### [Dataset entries]
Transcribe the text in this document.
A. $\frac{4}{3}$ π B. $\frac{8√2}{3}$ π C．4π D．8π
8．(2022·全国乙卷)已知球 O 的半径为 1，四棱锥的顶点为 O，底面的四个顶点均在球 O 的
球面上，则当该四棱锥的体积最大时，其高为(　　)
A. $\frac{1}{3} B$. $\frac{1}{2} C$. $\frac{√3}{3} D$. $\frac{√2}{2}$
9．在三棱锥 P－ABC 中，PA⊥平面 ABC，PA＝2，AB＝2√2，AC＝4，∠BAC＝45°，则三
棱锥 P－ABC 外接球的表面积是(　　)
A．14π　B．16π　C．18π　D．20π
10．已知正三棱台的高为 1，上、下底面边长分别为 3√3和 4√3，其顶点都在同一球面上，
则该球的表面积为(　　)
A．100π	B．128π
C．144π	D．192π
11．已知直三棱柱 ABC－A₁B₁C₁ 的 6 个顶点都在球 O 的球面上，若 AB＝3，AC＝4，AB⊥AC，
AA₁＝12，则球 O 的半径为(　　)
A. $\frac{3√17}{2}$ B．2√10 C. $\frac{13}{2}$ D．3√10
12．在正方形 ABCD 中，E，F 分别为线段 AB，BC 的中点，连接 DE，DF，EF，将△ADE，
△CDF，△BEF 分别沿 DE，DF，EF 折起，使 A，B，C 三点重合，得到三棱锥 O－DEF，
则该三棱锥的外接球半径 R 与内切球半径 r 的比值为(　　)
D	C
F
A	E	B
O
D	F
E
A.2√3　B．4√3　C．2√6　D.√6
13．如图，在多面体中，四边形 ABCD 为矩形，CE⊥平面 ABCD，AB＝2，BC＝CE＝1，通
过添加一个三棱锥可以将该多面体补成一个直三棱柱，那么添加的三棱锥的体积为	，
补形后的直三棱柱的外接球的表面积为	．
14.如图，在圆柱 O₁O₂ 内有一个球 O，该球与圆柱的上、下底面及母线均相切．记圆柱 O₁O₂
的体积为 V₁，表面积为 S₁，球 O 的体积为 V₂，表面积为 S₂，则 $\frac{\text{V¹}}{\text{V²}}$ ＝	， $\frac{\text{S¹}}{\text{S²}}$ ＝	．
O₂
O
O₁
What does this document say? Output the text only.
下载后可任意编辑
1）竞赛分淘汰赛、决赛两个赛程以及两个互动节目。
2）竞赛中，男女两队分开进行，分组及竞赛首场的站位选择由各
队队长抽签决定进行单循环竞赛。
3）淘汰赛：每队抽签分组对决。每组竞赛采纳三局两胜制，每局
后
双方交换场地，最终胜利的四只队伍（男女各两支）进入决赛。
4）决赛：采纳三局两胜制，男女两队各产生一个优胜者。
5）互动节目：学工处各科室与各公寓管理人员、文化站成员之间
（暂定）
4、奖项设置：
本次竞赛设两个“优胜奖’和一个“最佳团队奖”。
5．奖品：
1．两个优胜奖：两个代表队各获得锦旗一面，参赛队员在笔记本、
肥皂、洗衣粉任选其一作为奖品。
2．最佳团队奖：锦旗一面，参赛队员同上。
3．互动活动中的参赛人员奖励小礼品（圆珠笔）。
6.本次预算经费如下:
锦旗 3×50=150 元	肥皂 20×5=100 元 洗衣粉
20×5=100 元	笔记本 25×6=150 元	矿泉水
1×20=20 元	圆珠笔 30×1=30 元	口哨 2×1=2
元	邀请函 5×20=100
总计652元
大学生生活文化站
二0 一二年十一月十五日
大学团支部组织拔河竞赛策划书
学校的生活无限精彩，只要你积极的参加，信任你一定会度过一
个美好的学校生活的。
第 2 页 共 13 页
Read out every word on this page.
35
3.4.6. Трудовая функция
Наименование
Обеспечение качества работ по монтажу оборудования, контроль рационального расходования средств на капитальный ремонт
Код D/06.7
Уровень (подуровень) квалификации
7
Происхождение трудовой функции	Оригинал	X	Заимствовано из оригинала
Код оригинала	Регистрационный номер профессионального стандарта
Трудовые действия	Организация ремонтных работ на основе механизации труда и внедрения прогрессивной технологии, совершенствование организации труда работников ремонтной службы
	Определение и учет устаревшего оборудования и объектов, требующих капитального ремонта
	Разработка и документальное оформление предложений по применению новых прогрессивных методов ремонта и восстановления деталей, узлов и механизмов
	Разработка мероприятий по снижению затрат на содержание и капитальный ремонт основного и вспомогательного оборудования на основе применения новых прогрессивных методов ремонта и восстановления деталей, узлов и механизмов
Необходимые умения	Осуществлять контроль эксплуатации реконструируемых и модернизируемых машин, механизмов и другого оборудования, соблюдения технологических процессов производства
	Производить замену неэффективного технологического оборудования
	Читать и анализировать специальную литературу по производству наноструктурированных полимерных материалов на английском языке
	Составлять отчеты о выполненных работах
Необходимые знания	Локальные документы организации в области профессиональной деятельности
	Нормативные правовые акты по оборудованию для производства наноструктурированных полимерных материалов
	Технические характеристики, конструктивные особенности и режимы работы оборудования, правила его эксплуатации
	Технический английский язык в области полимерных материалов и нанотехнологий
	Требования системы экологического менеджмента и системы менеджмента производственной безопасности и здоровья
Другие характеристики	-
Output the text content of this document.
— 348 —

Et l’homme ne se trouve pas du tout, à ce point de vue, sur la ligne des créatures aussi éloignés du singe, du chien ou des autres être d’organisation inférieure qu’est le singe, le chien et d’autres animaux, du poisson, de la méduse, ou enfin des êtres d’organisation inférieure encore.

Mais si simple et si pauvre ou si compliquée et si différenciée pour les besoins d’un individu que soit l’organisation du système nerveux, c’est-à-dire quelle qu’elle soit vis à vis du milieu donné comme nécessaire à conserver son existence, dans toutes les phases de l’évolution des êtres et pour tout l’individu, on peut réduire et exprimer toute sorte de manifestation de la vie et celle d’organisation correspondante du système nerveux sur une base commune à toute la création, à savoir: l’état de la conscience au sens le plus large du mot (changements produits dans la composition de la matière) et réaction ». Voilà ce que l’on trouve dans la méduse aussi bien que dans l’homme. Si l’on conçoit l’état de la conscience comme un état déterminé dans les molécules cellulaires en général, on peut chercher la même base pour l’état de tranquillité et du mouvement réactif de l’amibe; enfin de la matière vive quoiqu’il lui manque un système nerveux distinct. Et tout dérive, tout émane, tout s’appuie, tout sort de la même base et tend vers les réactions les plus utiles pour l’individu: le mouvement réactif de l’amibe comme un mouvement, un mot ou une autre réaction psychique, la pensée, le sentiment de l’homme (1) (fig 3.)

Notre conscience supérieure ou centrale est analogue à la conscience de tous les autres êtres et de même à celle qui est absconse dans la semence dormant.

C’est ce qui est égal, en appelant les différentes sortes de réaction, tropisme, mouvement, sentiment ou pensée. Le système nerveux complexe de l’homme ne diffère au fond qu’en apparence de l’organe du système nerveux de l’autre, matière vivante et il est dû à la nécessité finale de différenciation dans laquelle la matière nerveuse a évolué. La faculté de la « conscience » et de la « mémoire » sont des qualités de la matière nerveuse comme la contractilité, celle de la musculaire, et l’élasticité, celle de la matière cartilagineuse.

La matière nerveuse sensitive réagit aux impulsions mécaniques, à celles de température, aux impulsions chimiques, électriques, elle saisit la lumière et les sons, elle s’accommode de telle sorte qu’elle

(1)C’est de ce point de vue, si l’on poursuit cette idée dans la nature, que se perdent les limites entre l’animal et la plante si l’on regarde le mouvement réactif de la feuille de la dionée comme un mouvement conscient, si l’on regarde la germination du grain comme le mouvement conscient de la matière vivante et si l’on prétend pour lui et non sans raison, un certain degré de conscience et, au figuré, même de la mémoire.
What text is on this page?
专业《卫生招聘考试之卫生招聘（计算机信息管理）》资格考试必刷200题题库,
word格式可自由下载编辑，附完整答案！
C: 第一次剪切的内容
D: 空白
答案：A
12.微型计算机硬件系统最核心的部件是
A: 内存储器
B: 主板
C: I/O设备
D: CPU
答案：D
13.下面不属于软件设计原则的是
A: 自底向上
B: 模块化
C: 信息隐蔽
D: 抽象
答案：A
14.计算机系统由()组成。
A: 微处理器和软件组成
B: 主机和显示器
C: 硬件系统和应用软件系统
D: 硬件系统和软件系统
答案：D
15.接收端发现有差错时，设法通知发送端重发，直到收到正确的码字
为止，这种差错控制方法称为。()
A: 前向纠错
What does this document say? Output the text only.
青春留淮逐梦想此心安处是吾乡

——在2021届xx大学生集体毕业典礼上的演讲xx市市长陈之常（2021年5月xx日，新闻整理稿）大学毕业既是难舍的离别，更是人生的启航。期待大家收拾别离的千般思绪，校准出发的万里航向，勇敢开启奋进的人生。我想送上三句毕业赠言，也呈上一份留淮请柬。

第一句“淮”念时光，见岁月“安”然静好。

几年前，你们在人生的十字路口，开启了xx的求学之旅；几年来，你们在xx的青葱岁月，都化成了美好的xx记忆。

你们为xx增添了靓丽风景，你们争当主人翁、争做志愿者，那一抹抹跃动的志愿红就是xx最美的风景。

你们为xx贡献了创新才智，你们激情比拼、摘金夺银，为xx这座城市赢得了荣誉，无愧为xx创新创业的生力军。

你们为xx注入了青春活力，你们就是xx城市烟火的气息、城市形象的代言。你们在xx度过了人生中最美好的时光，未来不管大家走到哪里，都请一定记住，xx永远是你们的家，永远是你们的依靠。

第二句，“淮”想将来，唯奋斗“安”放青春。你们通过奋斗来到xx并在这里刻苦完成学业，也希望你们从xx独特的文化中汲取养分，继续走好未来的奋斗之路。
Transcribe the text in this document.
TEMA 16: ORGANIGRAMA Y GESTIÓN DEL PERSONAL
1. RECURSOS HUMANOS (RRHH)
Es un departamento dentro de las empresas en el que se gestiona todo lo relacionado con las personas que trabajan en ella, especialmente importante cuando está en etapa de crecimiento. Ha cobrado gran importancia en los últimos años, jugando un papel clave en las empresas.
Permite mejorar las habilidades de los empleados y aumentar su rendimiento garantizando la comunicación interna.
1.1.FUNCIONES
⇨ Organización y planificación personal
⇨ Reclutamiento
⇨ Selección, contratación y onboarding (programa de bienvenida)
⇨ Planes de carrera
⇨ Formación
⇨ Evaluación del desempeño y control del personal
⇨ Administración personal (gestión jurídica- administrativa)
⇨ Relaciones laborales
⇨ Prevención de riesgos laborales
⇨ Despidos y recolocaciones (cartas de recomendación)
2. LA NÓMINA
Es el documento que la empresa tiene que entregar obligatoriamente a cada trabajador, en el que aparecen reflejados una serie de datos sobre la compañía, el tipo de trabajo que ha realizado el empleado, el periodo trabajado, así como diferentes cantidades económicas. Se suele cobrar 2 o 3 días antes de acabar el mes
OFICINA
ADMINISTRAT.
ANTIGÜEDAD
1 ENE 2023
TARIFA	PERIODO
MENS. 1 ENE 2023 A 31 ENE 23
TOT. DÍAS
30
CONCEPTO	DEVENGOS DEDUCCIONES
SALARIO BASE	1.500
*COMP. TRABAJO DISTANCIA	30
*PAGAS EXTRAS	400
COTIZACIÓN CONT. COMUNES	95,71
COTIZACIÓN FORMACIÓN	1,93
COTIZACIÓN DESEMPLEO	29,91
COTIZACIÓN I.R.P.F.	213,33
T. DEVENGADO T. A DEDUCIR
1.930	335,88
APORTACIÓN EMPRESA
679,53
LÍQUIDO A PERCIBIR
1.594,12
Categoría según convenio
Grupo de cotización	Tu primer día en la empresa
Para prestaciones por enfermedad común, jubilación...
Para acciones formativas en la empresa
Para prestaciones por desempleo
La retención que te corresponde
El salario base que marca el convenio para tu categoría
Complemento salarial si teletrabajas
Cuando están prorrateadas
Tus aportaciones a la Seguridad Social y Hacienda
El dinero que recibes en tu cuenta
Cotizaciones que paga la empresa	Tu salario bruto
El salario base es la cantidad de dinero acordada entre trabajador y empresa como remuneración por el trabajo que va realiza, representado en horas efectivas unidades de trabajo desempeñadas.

### [What you are asked to do]
From the entries, copy out each line containing the word "контроль".

### [Task solution]
Обеспечение качества работ по монтажу оборудования, контроль рационального расходования средств на капитальный ремонт
Необходимые умения	Осуществлять контроль эксплуатации реконструируемых и модернизируемых машин, механизмов и другого оборудования, соблюдения технологических процессов производства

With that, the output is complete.